Instruction –
Without including any pictures, write out all the entries exactly.

Information supplied –
────────────────────
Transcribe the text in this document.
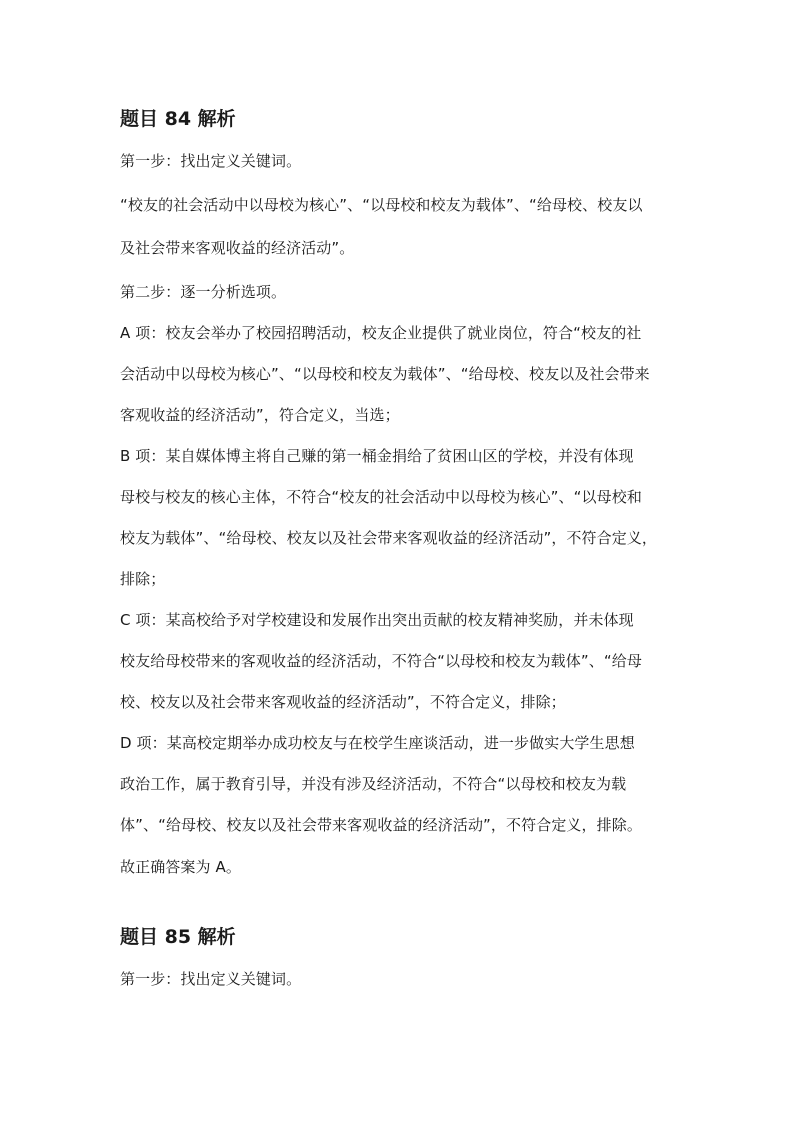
题目 84 解析
第一步：找出定义关键词。
“校友的社会活动中以母校为核心”、“以母校和校友为载体”、“给母校、校友以
及社会带来客观收益的经济活动”。
第二步：逐一分析选项。
A 项：校友会举办了校园招聘活动，校友企业提供了就业岗位，符合“校友的社
会活动中以母校为核心”、“以母校和校友为载体”、“给母校、校友以及社会带来
客观收益的经济活动”，符合定义，当选；
B 项：某自媒体博主将自己赚的第一桶金捐给了贫困山区的学校，并没有体现
母校与校友的核心主体，不符合“校友的社会活动中以母校为核心”、“以母校和
校友为载体”、“给母校、校友以及社会带来客观收益的经济活动”，不符合定义，
排除；
C 项：某高校给予对学校建设和发展作出突出贡献的校友精神奖励，并未体现
校友给母校带来的客观收益的经济活动，不符合“以母校和校友为载体”、“给母
校、校友以及社会带来客观收益的经济活动”，不符合定义，排除；
D 项：某高校定期举办成功校友与在校学生座谈活动，进一步做实大学生思想
政治工作，属于教育引导，并没有涉及经济活动，不符合“以母校和校友为载
体”、“给母校、校友以及社会带来客观收益的经济活动”，不符合定义，排除。
故正确答案为 A。
题目 85 解析
第一步：找出定义关键词。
────────────────────
Completed task –
Transcribe the text in this document.
题目 84 解析
第一步：找出定义关键词。
“校友的社会活动中以母校为核心”、“以母校和校友为载体”、“给母校、校友以
及社会带来客观收益的经济活动”。
第二步：逐一分析选项。
A 项：校友会举办了校园招聘活动，校友企业提供了就业岗位，符合“校友的社
会活动中以母校为核心”、“以母校和校友为载体”、“给母校、校友以及社会带来
客观收益的经济活动”，符合定义，当选；
B 项：某自媒体博主将自己赚的第一桶金捐给了贫困山区的学校，并没有体现
母校与校友的核心主体，不符合“校友的社会活动中以母校为核心”、“以母校和
校友为载体”、“给母校、校友以及社会带来客观收益的经济活动”，不符合定义，
排除；
C 项：某高校给予对学校建设和发展作出突出贡献的校友精神奖励，并未体现
校友给母校带来的客观收益的经济活动，不符合“以母校和校友为载体”、“给母
校、校友以及社会带来客观收益的经济活动”，不符合定义，排除；
D 项：某高校定期举办成功校友与在校学生座谈活动，进一步做实大学生思想
政治工作，属于教育引导，并没有涉及经济活动，不符合“以母校和校友为载
体”、“给母校、校友以及社会带来客观收益的经济活动”，不符合定义，排除。
故正确答案为 A。
题目 85 解析
第一步：找出定义关键词。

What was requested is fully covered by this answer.